Work instructions
Output the material below in full, exactly as it is.

━━ Input material

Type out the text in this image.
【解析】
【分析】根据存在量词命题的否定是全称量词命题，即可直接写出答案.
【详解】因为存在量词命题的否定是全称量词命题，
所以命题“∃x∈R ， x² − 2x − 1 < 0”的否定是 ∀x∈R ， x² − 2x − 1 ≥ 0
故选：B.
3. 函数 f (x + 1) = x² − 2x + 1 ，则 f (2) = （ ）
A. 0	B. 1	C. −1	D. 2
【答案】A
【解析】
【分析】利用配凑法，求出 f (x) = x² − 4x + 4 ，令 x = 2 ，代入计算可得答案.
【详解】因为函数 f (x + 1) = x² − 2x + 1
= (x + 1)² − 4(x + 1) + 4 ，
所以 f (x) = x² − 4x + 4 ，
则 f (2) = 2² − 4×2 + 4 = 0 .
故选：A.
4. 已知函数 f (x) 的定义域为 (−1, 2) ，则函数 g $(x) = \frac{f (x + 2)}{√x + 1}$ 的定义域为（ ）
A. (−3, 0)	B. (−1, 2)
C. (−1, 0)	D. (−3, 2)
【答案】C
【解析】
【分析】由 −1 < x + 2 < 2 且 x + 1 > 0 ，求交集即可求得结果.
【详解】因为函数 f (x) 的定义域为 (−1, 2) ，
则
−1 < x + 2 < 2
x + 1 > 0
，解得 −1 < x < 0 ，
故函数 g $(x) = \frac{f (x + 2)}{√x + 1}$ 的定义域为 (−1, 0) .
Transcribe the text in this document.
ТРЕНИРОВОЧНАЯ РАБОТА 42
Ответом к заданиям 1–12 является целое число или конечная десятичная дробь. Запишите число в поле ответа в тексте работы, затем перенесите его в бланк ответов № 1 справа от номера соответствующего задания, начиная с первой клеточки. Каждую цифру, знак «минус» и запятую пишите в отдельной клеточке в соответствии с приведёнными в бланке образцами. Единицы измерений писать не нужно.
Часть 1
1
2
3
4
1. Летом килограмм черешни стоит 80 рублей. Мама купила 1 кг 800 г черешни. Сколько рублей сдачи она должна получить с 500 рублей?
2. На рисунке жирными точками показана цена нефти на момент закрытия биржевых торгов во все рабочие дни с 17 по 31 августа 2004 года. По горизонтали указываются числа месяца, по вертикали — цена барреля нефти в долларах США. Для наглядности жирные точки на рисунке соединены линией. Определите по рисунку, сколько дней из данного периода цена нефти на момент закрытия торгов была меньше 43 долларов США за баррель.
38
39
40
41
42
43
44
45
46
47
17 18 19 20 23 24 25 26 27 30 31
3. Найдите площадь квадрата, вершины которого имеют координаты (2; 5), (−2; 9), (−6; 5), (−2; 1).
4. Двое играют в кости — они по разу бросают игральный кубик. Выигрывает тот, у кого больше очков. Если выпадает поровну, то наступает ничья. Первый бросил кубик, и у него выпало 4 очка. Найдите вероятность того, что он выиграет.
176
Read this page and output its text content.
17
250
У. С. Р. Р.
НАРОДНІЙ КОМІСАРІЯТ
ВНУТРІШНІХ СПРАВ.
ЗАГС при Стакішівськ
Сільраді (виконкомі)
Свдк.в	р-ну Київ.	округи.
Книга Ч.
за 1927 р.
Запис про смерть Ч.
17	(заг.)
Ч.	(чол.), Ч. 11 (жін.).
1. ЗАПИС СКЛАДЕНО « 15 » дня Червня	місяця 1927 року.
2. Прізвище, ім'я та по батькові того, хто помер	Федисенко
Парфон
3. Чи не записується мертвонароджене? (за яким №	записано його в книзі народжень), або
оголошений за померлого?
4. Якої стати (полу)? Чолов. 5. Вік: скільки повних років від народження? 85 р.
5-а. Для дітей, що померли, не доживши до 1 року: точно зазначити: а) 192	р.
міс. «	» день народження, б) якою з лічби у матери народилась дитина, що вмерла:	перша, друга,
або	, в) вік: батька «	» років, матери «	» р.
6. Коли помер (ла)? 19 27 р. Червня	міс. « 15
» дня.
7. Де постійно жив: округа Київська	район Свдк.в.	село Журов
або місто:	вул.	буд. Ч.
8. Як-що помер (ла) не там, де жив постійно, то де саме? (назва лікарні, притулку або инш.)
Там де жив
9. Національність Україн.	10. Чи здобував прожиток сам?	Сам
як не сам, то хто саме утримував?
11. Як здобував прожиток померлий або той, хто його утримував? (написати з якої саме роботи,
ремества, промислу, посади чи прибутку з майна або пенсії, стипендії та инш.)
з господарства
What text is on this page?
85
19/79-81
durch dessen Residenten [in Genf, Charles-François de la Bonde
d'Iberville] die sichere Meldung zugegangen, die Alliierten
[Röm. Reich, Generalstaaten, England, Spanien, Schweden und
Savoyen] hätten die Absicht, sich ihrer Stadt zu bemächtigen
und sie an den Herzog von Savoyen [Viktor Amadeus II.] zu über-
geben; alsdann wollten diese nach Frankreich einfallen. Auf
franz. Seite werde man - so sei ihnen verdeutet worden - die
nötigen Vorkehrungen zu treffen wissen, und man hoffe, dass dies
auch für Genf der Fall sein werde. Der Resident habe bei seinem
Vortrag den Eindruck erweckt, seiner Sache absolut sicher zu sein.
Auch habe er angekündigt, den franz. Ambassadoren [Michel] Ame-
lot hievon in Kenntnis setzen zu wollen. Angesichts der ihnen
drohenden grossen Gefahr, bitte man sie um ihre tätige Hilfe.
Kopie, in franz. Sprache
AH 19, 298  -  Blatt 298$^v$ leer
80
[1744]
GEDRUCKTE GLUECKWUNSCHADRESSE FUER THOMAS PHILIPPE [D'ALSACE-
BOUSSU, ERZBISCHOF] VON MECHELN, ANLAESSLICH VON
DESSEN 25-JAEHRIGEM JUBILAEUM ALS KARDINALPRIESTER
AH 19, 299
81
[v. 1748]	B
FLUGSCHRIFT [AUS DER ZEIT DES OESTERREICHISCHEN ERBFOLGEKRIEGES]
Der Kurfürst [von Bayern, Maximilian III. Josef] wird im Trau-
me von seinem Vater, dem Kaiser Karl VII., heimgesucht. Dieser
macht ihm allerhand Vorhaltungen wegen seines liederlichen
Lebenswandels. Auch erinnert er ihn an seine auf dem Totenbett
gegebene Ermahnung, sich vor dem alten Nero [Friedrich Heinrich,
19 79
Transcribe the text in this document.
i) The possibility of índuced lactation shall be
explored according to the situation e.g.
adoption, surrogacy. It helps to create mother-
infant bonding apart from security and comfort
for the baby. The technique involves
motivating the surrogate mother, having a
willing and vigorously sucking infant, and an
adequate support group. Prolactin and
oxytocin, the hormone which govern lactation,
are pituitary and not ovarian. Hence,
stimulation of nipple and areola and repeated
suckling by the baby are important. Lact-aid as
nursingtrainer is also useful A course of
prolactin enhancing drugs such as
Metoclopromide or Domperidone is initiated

━━━━

The solution
Type out the text in this image.
【解析】
【分析】根据存在量词命题的否定是全称量词命题，即可直接写出答案.
【详解】因为存在量词命题的否定是全称量词命题，
所以命题“∃x∈R ， x² − 2x − 1 < 0”的否定是 ∀x∈R ， x² − 2x − 1 ≥ 0
故选：B.
3. 函数 f (x + 1) = x² − 2x + 1 ，则 f (2) = （ ）
A. 0	B. 1	C. −1	D. 2
【答案】A
【解析】
【分析】利用配凑法，求出 f (x) = x² − 4x + 4 ，令 x = 2 ，代入计算可得答案.
【详解】因为函数 f (x + 1) = x² − 2x + 1
= (x + 1)² − 4(x + 1) + 4 ，
所以 f (x) = x² − 4x + 4 ，
则 f (2) = 2² − 4×2 + 4 = 0 .
故选：A.
4. 已知函数 f (x) 的定义域为 (−1, 2) ，则函数 g $(x) = \frac{f (x + 2)}{√x + 1}$ 的定义域为（ ）
A. (−3, 0)	B. (−1, 2)
C. (−1, 0)	D. (−3, 2)
【答案】C
【解析】
【分析】由 −1 < x + 2 < 2 且 x + 1 > 0 ，求交集即可求得结果.
【详解】因为函数 f (x) 的定义域为 (−1, 2) ，
则
−1 < x + 2 < 2
x + 1 > 0
，解得 −1 < x < 0 ，
故函数 g $(x) = \frac{f (x + 2)}{√x + 1}$ 的定义域为 (−1, 0) .
Transcribe the text in this document.
ТРЕНИРОВОЧНАЯ РАБОТА 42
Ответом к заданиям 1–12 является целое число или конечная десятичная дробь. Запишите число в поле ответа в тексте работы, затем перенесите его в бланк ответов № 1 справа от номера соответствующего задания, начиная с первой клеточки. Каждую цифру, знак «минус» и запятую пишите в отдельной клеточке в соответствии с приведёнными в бланке образцами. Единицы измерений писать не нужно.
Часть 1
1
2
3
4
1. Летом килограмм черешни стоит 80 рублей. Мама купила 1 кг 800 г черешни. Сколько рублей сдачи она должна получить с 500 рублей?
2. На рисунке жирными точками показана цена нефти на момент закрытия биржевых торгов во все рабочие дни с 17 по 31 августа 2004 года. По горизонтали указываются числа месяца, по вертикали — цена барреля нефти в долларах США. Для наглядности жирные точки на рисунке соединены линией. Определите по рисунку, сколько дней из данного периода цена нефти на момент закрытия торгов была меньше 43 долларов США за баррель.
38
39
40
41
42
43
44
45
46
47
17 18 19 20 23 24 25 26 27 30 31
3. Найдите площадь квадрата, вершины которого имеют координаты (2; 5), (−2; 9), (−6; 5), (−2; 1).
4. Двое играют в кости — они по разу бросают игральный кубик. Выигрывает тот, у кого больше очков. Если выпадает поровну, то наступает ничья. Первый бросил кубик, и у него выпало 4 очка. Найдите вероятность того, что он выиграет.
176
Read this page and output its text content.
17
250
У. С. Р. Р.
НАРОДНІЙ КОМІСАРІЯТ
ВНУТРІШНІХ СПРАВ.
ЗАГС при Стакішівськ
Сільраді (виконкомі)
Свдк.в	р-ну Київ.	округи.
Книга Ч.
за 1927 р.
Запис про смерть Ч.
17	(заг.)
Ч.	(чол.), Ч. 11 (жін.).
1. ЗАПИС СКЛАДЕНО « 15 » дня Червня	місяця 1927 року.
2. Прізвище, ім'я та по батькові того, хто помер	Федисенко
Парфон
3. Чи не записується мертвонароджене? (за яким №	записано його в книзі народжень), або
оголошений за померлого?
4. Якої стати (полу)? Чолов. 5. Вік: скільки повних років від народження? 85 р.
5-а. Для дітей, що померли, не доживши до 1 року: точно зазначити: а) 192	р.
міс. «	» день народження, б) якою з лічби у матери народилась дитина, що вмерла:	перша, друга,
або	, в) вік: батька «	» років, матери «	» р.
6. Коли помер (ла)? 19 27 р. Червня	міс. « 15
» дня.
7. Де постійно жив: округа Київська	район Свдк.в.	село Журов
або місто:	вул.	буд. Ч.
8. Як-що помер (ла) не там, де жив постійно, то де саме? (назва лікарні, притулку або инш.)
Там де жив
9. Національність Україн.	10. Чи здобував прожиток сам?	Сам
як не сам, то хто саме утримував?
11. Як здобував прожиток померлий або той, хто його утримував? (написати з якої саме роботи,
ремества, промислу, посади чи прибутку з майна або пенсії, стипендії та инш.)
з господарства
What text is on this page?
85
19/79-81
durch dessen Residenten [in Genf, Charles-François de la Bonde
d'Iberville] die sichere Meldung zugegangen, die Alliierten
[Röm. Reich, Generalstaaten, England, Spanien, Schweden und
Savoyen] hätten die Absicht, sich ihrer Stadt zu bemächtigen
und sie an den Herzog von Savoyen [Viktor Amadeus II.] zu über-
geben; alsdann wollten diese nach Frankreich einfallen. Auf
franz. Seite werde man - so sei ihnen verdeutet worden - die
nötigen Vorkehrungen zu treffen wissen, und man hoffe, dass dies
auch für Genf der Fall sein werde. Der Resident habe bei seinem
Vortrag den Eindruck erweckt, seiner Sache absolut sicher zu sein.
Auch habe er angekündigt, den franz. Ambassadoren [Michel] Ame-
lot hievon in Kenntnis setzen zu wollen. Angesichts der ihnen
drohenden grossen Gefahr, bitte man sie um ihre tätige Hilfe.
Kopie, in franz. Sprache
AH 19, 298  -  Blatt 298$^v$ leer
80
[1744]
GEDRUCKTE GLUECKWUNSCHADRESSE FUER THOMAS PHILIPPE [D'ALSACE-
BOUSSU, ERZBISCHOF] VON MECHELN, ANLAESSLICH VON
DESSEN 25-JAEHRIGEM JUBILAEUM ALS KARDINALPRIESTER
AH 19, 299
81
[v. 1748]	B
FLUGSCHRIFT [AUS DER ZEIT DES OESTERREICHISCHEN ERBFOLGEKRIEGES]
Der Kurfürst [von Bayern, Maximilian III. Josef] wird im Trau-
me von seinem Vater, dem Kaiser Karl VII., heimgesucht. Dieser
macht ihm allerhand Vorhaltungen wegen seines liederlichen
Lebenswandels. Auch erinnert er ihn an seine auf dem Totenbett
gegebene Ermahnung, sich vor dem alten Nero [Friedrich Heinrich,
19 79
Transcribe the text in this document.
i) The possibility of índuced lactation shall be
explored according to the situation e.g.
adoption, surrogacy. It helps to create mother-
infant bonding apart from security and comfort
for the baby. The technique involves
motivating the surrogate mother, having a
willing and vigorously sucking infant, and an
adequate support group. Prolactin and
oxytocin, the hormone which govern lactation,
are pituitary and not ovarian. Hence,
stimulation of nipple and areola and repeated
suckling by the baby are important. Lact-aid as
nursingtrainer is also useful A course of
prolactin enhancing drugs such as
Metoclopromide or Domperidone is initiated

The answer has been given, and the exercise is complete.